> Exercise objective
Scan the data for lines with "savings" and report the count by itself.

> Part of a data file
################
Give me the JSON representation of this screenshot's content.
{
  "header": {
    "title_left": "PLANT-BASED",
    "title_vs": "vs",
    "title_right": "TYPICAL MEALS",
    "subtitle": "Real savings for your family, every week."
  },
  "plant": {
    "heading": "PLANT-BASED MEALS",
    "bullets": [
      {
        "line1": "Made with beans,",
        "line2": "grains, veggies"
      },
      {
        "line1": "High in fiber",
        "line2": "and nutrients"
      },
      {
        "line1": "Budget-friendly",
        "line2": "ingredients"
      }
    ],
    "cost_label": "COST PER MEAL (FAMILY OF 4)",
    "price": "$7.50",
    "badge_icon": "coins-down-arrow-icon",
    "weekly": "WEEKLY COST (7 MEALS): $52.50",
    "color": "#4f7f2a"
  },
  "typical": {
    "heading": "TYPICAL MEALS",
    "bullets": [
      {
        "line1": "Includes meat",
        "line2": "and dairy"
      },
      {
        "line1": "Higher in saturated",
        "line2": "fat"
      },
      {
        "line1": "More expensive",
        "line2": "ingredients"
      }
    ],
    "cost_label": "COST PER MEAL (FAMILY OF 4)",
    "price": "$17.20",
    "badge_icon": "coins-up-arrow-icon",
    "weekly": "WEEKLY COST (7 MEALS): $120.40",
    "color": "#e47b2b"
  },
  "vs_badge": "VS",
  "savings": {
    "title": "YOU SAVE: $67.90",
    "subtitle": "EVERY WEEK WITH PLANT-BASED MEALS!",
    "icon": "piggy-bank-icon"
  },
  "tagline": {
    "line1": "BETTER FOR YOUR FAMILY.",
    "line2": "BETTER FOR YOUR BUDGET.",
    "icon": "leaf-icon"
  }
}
################
> Solution for this task
2